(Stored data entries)
* begin *

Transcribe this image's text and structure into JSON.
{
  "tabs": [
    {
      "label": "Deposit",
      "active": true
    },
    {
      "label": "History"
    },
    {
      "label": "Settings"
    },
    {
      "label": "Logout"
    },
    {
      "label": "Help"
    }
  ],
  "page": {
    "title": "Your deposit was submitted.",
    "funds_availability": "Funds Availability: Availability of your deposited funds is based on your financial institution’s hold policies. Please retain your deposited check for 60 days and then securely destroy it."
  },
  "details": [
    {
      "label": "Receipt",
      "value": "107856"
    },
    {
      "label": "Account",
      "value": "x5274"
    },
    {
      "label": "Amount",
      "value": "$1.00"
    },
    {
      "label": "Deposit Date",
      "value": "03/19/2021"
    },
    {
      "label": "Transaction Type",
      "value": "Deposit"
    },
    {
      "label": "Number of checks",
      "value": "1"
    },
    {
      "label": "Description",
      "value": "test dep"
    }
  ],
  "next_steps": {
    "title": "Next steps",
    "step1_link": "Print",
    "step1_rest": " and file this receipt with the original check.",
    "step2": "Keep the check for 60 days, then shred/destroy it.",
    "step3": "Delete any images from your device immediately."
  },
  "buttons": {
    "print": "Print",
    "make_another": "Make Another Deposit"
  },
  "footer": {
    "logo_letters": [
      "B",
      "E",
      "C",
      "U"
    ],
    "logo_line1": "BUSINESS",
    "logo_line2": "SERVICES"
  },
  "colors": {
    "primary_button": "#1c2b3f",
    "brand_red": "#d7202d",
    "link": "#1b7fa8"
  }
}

* end *

Transcribe every entry word for word.

Transcribe this image's text and structure into JSON.
{
  "tabs": [
    {
      "label": "Deposit",
      "active": true
    },
    {
      "label": "History"
    },
    {
      "label": "Settings"
    },
    {
      "label": "Logout"
    },
    {
      "label": "Help"
    }
  ],
  "page": {
    "title": "Your deposit was submitted.",
    "funds_availability": "Funds Availability: Availability of your deposited funds is based on your financial institution’s hold policies. Please retain your deposited check for 60 days and then securely destroy it."
  },
  "details": [
    {
      "label": "Receipt",
      "value": "107856"
    },
    {
      "label": "Account",
      "value": "x5274"
    },
    {
      "label": "Amount",
      "value": "$1.00"
    },
    {
      "label": "Deposit Date",
      "value": "03/19/2021"
    },
    {
      "label": "Transaction Type",
      "value": "Deposit"
    },
    {
      "label": "Number of checks",
      "value": "1"
    },
    {
      "label": "Description",
      "value": "test dep"
    }
  ],
  "next_steps": {
    "title": "Next steps",
    "step1_link": "Print",
    "step1_rest": " and file this receipt with the original check.",
    "step2": "Keep the check for 60 days, then shred/destroy it.",
    "step3": "Delete any images from your device immediately."
  },
  "buttons": {
    "print": "Print",
    "make_another": "Make Another Deposit"
  },
  "footer": {
    "logo_letters": [
      "B",
      "E",
      "C",
      "U"
    ],
    "logo_line1": "BUSINESS",
    "logo_line2": "SERVICES"
  },
  "colors": {
    "primary_button": "#1c2b3f",
    "brand_red": "#d7202d",
    "link": "#1b7fa8"
  }
}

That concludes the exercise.